_DATA ENTRIES_
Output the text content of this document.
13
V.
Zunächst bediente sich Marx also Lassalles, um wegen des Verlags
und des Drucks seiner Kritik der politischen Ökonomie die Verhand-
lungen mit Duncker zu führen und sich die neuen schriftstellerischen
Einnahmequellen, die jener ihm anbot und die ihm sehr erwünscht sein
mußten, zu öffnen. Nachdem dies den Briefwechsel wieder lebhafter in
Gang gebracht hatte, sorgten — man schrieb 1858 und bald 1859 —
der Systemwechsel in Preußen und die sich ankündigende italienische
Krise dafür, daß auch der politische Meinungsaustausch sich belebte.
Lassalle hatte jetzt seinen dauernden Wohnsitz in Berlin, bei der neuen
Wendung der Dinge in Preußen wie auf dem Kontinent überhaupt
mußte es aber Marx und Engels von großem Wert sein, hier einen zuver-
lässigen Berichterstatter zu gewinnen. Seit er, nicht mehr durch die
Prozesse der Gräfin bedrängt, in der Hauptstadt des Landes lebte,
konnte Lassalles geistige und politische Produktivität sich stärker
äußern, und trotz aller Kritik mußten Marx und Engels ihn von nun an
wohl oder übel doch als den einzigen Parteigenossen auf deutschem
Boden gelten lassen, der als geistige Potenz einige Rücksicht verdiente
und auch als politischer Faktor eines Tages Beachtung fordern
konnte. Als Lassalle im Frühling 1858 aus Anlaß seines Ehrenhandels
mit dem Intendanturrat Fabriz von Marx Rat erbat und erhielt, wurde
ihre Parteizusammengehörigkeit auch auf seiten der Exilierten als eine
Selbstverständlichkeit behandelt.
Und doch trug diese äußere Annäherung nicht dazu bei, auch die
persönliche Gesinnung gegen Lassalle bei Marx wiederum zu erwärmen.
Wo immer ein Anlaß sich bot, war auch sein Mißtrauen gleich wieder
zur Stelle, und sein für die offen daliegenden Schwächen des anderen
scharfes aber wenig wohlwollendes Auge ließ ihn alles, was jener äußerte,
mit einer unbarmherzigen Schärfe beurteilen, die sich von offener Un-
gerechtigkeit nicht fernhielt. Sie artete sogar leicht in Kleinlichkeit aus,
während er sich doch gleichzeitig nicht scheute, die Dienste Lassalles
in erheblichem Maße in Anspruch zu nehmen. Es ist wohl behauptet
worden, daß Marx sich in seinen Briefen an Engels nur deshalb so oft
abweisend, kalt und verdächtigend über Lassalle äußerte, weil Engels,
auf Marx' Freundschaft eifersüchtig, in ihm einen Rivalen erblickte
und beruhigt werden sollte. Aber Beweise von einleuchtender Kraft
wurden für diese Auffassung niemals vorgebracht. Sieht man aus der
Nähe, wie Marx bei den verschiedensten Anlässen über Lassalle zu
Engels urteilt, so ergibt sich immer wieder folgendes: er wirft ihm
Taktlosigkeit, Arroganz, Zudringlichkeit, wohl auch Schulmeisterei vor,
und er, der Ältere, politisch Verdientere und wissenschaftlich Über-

_CHALLENGE_
Collect the lines that hold "Anlaß".

_TASK RESULT_
konnte. Als Lassalle im Frühling 1858 aus Anlaß seines Ehrenhandels
Wo immer ein Anlaß sich bot, war auch sein Mißtrauen gleich wieder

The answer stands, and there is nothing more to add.